* **Records for processing**:
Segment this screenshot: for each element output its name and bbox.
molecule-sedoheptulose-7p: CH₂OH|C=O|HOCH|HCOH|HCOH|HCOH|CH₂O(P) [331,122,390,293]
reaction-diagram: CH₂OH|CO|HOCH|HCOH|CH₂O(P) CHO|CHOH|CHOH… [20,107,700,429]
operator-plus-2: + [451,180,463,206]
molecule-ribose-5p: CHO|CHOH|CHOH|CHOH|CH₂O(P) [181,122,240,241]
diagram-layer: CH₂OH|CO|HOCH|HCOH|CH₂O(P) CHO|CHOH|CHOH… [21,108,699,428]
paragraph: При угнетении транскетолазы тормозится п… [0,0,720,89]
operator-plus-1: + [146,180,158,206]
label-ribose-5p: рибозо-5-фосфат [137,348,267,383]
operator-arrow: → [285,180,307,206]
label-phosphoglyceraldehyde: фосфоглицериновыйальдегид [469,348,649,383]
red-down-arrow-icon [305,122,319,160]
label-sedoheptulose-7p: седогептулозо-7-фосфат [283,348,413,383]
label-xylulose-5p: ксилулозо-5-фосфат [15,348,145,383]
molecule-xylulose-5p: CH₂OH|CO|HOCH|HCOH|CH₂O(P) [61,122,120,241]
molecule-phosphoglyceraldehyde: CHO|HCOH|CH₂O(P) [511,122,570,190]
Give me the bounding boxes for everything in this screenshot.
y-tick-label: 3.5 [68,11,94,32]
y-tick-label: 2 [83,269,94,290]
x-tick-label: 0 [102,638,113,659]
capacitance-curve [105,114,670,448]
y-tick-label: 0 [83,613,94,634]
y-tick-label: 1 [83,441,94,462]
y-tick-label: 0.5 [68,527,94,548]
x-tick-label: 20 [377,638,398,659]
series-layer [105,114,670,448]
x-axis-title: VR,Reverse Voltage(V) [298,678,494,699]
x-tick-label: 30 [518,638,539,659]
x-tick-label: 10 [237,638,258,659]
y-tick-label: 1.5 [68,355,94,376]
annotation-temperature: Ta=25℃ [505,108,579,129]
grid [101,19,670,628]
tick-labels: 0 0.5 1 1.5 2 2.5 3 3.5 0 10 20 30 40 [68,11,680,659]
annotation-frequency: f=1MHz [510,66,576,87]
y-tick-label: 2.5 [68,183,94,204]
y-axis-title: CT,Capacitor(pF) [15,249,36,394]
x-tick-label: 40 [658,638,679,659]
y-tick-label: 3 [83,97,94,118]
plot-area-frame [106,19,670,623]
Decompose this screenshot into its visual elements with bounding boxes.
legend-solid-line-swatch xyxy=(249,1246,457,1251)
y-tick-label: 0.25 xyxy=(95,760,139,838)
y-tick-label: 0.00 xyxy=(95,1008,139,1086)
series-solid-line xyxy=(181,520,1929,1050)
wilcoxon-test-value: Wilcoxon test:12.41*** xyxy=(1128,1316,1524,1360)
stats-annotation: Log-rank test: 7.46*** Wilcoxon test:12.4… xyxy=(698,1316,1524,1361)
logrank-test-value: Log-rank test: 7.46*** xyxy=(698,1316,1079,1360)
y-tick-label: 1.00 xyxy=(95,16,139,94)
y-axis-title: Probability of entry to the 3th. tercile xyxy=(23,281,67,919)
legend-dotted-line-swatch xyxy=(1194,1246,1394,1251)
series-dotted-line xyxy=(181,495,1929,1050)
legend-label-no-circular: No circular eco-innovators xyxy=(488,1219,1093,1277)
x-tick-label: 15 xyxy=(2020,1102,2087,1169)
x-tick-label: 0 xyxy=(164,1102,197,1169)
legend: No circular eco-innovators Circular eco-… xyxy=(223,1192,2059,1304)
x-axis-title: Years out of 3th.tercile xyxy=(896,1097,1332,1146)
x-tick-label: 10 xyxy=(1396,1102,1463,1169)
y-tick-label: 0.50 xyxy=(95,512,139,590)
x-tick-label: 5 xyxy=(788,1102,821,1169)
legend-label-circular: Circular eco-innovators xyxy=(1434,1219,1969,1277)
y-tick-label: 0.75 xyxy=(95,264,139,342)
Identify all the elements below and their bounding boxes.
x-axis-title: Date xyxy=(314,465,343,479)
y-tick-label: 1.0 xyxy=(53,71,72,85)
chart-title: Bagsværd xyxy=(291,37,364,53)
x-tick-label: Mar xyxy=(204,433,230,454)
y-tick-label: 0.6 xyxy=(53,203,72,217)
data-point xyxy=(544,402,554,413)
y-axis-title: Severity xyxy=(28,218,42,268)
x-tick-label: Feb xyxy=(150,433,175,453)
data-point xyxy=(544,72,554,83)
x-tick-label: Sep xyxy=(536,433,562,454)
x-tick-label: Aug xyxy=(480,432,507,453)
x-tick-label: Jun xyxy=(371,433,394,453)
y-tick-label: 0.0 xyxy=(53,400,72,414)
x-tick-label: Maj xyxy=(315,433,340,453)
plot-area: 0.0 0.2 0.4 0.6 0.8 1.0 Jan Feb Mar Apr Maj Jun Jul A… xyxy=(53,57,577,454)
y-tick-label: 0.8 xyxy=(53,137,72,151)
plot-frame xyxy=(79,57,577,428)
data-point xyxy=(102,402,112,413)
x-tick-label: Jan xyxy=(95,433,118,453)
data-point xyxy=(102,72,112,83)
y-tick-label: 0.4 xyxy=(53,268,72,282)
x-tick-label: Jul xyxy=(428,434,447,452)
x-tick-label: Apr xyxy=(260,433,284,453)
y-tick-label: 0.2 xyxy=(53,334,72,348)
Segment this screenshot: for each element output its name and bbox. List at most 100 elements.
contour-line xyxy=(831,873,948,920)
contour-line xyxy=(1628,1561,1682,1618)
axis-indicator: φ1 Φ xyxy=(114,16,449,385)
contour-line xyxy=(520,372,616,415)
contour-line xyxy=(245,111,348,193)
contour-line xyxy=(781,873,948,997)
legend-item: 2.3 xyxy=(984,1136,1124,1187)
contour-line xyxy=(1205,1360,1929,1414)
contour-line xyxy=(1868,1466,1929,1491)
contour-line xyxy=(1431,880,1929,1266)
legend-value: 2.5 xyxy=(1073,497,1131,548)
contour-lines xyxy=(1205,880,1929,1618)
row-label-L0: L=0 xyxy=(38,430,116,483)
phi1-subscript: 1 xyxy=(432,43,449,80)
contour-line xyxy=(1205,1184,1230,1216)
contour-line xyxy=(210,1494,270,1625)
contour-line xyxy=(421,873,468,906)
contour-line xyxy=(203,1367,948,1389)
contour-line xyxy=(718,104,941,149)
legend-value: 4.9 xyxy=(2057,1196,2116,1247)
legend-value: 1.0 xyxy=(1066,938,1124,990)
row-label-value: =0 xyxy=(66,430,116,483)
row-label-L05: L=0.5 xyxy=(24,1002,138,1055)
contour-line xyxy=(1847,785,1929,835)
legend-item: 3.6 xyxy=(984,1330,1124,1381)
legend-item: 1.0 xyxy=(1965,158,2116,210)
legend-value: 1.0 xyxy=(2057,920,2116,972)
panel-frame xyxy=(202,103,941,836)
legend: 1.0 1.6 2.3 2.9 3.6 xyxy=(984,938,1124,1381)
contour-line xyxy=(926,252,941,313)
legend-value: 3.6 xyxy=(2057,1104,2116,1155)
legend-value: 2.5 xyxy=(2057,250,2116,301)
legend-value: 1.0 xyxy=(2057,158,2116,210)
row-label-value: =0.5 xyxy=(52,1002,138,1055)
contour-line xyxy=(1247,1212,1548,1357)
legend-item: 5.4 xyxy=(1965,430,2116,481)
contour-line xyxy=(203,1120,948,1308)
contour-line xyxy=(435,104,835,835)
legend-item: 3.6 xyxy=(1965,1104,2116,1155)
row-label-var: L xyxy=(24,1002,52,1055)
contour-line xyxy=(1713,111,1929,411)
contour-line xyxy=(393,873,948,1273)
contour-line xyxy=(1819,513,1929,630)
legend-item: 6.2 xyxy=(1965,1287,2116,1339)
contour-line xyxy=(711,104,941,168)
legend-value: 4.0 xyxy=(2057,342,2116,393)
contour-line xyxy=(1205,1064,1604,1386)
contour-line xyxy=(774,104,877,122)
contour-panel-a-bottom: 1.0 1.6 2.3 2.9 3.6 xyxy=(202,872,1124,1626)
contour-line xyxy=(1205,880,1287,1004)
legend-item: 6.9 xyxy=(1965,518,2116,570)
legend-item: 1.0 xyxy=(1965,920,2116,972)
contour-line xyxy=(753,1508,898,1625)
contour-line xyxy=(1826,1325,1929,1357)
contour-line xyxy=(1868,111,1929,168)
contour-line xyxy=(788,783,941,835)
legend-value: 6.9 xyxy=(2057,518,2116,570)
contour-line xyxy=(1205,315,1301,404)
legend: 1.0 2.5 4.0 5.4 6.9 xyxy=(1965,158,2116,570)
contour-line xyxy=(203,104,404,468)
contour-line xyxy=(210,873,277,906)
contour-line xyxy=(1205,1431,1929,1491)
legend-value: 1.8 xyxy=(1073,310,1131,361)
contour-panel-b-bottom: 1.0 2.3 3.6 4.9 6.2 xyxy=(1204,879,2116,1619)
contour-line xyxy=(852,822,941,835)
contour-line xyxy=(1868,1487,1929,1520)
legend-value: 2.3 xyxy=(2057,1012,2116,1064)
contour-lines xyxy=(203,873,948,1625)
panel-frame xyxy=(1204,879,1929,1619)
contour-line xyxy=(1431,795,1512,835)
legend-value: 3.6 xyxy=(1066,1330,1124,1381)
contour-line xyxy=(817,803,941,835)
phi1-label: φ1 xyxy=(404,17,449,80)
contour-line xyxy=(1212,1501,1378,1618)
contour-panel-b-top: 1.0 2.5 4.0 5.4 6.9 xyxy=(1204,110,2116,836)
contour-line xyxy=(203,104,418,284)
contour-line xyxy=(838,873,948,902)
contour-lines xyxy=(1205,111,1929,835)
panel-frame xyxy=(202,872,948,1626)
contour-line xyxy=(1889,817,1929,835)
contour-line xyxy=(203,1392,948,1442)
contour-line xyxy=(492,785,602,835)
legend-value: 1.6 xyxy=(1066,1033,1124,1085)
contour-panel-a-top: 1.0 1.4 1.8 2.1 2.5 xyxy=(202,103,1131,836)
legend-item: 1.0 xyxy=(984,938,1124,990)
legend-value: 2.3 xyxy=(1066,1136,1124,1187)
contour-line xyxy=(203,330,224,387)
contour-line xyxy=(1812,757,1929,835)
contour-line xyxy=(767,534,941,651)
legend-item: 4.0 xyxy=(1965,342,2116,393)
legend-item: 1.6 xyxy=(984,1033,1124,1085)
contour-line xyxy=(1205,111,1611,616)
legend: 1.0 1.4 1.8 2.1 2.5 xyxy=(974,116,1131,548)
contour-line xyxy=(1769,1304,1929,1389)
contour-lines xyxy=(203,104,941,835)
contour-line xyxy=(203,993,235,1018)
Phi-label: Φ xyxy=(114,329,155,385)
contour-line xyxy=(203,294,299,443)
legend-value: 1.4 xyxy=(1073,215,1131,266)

* **Exercise**: Give back, word for word, the lines from the very first one down through the line that contains "molecule-ribose-5p: CHO|CHOH|CHOH|CHOH|CH₂O(P) [181,122,240,241]".

* **Right answer**:
Segment this screenshot: for each element output its name and bbox.
molecule-sedoheptulose-7p: CH₂OH|C=O|HOCH|HCOH|HCOH|HCOH|CH₂O(P) [331,122,390,293]
reaction-diagram: CH₂OH|CO|HOCH|HCOH|CH₂O(P) CHO|CHOH|CHOH… [20,107,700,429]
operator-plus-2: + [451,180,463,206]
molecule-ribose-5p: CHO|CHOH|CHOH|CHOH|CH₂O(P) [181,122,240,241]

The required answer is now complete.